_Task instructions_
Find each line containing the string "receptor". Copy it.
<<<<
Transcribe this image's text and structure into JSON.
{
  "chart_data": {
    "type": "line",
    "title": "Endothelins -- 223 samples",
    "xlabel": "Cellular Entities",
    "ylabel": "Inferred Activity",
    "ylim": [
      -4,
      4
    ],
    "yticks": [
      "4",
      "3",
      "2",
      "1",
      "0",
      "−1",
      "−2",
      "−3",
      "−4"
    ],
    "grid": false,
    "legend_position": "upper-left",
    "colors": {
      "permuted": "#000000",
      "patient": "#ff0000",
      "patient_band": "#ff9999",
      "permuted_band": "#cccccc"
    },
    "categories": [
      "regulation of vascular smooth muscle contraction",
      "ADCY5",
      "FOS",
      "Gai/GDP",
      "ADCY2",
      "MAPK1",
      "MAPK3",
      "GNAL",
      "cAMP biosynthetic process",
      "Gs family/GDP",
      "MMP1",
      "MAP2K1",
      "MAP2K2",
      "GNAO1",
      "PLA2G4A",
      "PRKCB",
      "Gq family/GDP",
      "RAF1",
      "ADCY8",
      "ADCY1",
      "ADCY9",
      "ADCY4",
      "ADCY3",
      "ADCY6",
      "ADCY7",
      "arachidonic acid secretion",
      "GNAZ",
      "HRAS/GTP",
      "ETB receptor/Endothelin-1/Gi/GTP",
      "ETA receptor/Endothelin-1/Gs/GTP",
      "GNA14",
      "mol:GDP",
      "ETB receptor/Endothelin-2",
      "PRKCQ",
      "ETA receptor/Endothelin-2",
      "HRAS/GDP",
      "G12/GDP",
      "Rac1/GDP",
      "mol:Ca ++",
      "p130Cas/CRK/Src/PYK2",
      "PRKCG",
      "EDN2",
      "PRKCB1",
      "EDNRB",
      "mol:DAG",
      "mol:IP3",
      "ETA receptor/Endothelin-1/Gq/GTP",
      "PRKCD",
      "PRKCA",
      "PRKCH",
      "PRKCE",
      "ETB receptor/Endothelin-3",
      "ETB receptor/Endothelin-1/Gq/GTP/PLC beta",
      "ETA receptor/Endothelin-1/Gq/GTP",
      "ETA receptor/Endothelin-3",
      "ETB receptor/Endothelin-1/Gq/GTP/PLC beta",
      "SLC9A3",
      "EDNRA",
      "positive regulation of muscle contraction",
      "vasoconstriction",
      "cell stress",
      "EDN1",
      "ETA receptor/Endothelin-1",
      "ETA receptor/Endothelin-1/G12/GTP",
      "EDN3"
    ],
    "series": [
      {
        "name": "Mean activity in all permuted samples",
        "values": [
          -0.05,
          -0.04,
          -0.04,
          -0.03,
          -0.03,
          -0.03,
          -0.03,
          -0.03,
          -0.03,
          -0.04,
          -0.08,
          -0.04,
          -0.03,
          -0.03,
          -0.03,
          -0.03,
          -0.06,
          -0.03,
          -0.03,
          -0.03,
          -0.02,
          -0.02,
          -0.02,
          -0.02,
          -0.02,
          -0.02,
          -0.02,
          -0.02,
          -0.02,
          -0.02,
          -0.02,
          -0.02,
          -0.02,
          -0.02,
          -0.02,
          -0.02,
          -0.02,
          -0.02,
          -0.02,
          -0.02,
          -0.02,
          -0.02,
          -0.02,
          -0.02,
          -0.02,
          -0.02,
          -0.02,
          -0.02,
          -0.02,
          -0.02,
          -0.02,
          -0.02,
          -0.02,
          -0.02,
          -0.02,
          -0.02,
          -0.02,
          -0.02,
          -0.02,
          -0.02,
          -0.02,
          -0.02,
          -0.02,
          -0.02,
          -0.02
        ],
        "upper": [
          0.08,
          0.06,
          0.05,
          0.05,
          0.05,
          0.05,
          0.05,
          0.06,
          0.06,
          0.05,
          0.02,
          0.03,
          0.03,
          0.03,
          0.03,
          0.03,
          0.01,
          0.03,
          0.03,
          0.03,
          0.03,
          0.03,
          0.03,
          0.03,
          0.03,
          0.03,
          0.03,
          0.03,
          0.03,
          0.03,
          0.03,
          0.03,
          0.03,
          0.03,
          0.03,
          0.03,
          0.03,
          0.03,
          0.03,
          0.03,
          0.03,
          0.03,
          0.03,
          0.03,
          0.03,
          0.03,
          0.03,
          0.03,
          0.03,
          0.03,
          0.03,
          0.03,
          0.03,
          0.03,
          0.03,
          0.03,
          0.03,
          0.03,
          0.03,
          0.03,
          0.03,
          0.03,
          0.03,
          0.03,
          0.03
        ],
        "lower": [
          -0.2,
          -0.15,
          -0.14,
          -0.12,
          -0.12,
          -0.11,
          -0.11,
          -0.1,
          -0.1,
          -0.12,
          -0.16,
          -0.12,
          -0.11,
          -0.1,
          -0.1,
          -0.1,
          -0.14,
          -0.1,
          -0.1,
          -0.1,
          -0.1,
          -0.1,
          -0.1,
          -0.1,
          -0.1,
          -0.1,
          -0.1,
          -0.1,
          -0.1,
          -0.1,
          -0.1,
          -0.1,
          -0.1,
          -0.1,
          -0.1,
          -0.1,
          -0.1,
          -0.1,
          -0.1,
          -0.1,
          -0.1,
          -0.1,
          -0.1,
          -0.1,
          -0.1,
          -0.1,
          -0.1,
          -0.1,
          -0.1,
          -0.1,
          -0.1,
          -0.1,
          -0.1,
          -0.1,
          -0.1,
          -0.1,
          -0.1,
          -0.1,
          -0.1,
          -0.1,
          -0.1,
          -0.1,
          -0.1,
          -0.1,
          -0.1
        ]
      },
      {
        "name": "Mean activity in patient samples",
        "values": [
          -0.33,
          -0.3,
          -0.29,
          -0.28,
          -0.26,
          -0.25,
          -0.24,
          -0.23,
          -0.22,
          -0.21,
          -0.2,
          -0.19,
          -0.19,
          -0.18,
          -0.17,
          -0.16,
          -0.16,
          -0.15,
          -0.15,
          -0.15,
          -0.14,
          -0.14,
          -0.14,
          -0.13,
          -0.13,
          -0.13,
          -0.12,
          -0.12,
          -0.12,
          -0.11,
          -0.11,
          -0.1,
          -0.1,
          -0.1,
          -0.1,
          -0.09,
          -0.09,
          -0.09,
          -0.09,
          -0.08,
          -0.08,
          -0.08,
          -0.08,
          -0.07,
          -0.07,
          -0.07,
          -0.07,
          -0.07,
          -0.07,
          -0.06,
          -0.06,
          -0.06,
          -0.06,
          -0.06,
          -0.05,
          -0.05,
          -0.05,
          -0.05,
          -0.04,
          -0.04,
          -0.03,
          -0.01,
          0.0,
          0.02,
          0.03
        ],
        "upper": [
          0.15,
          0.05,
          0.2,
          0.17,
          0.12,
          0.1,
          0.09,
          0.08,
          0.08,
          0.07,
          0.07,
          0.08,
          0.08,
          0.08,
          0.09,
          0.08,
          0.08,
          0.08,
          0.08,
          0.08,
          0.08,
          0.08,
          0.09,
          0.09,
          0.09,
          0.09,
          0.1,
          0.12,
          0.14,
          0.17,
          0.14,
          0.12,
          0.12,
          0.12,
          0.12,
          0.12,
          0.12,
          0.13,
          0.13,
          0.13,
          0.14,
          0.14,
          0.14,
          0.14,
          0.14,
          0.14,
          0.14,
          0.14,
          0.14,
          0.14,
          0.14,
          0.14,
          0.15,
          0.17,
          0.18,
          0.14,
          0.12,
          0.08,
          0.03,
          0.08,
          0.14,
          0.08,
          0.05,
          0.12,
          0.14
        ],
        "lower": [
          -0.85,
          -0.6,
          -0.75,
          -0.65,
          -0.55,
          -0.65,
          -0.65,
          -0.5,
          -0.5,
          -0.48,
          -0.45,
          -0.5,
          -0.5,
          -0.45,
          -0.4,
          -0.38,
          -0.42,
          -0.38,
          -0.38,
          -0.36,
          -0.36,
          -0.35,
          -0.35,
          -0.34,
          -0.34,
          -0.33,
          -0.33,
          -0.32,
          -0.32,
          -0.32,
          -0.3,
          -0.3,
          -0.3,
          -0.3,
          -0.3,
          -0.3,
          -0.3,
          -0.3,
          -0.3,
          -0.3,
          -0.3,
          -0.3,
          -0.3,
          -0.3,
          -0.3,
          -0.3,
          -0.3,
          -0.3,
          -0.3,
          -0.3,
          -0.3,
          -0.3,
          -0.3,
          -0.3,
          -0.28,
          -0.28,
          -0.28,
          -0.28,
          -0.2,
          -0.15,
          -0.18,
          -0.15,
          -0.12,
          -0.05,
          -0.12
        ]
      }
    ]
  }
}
>>>>
_Output below_
      "ETB receptor/Endothelin-1/Gi/GTP",
      "ETA receptor/Endothelin-1/Gs/GTP",
      "ETB receptor/Endothelin-2",
      "ETA receptor/Endothelin-2",
      "ETA receptor/Endothelin-1/Gq/GTP",
      "ETB receptor/Endothelin-3",
      "ETB receptor/Endothelin-1/Gq/GTP/PLC beta",
      "ETA receptor/Endothelin-1/Gq/GTP",
      "ETA receptor/Endothelin-3",
      "ETB receptor/Endothelin-1/Gq/GTP/PLC beta",
      "ETA receptor/Endothelin-1",
      "ETA receptor/Endothelin-1/G12/GTP",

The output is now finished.